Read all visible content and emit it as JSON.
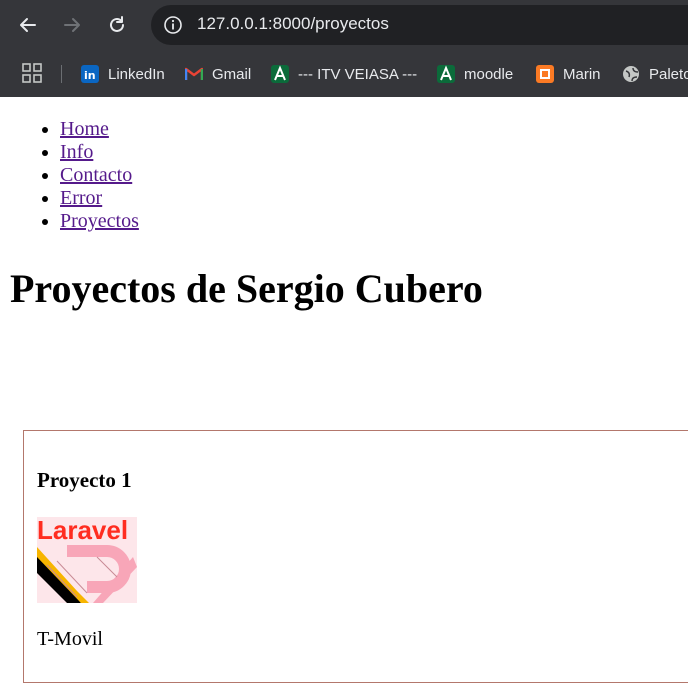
{
  "browser": {
    "url": "127.0.0.1:8000/proyectos",
    "bookmarks": [
      {
        "label": "LinkedIn",
        "icon": "linkedin-icon"
      },
      {
        "label": "Gmail",
        "icon": "gmail-icon"
      },
      {
        "label": "--- ITV VEIASA ---",
        "icon": "itv-icon"
      },
      {
        "label": "moodle",
        "icon": "moodle-icon"
      },
      {
        "label": "Marin",
        "icon": "xampp-icon"
      },
      {
        "label": "Paleto",
        "icon": "globe-icon"
      }
    ]
  },
  "nav": {
    "items": [
      {
        "label": "Home"
      },
      {
        "label": "Info"
      },
      {
        "label": "Contacto"
      },
      {
        "label": "Error"
      },
      {
        "label": "Proyectos"
      }
    ]
  },
  "page": {
    "title": "Proyectos de Sergio Cubero",
    "projects": [
      {
        "name": "Proyecto 1",
        "image_text": "Laravel",
        "description": "T-Movil"
      }
    ]
  },
  "colors": {
    "chrome_bg": "#35363a",
    "omnibox_bg": "#202124",
    "link": "#551a8b",
    "card_border": "#b3776c",
    "laravel_red": "#ff2d20"
  }
}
****
Restate each line of the records exactly; pictures do not belong in the copy.

### Expected answer
Read all visible content and emit it as JSON.
{
  "browser": {
    "url": "127.0.0.1:8000/proyectos",
    "bookmarks": [
      {
        "label": "LinkedIn",
        "icon": "linkedin-icon"
      },
      {
        "label": "Gmail",
        "icon": "gmail-icon"
      },
      {
        "label": "--- ITV VEIASA ---",
        "icon": "itv-icon"
      },
      {
        "label": "moodle",
        "icon": "moodle-icon"
      },
      {
        "label": "Marin",
        "icon": "xampp-icon"
      },
      {
        "label": "Paleto",
        "icon": "globe-icon"
      }
    ]
  },
  "nav": {
    "items": [
      {
        "label": "Home"
      },
      {
        "label": "Info"
      },
      {
        "label": "Contacto"
      },
      {
        "label": "Error"
      },
      {
        "label": "Proyectos"
      }
    ]
  },
  "page": {
    "title": "Proyectos de Sergio Cubero",
    "projects": [
      {
        "name": "Proyecto 1",
        "image_text": "Laravel",
        "description": "T-Movil"
      }
    ]
  },
  "colors": {
    "chrome_bg": "#35363a",
    "omnibox_bg": "#202124",
    "link": "#551a8b",
    "card_border": "#b3776c",
    "laravel_red": "#ff2d20"
  }
}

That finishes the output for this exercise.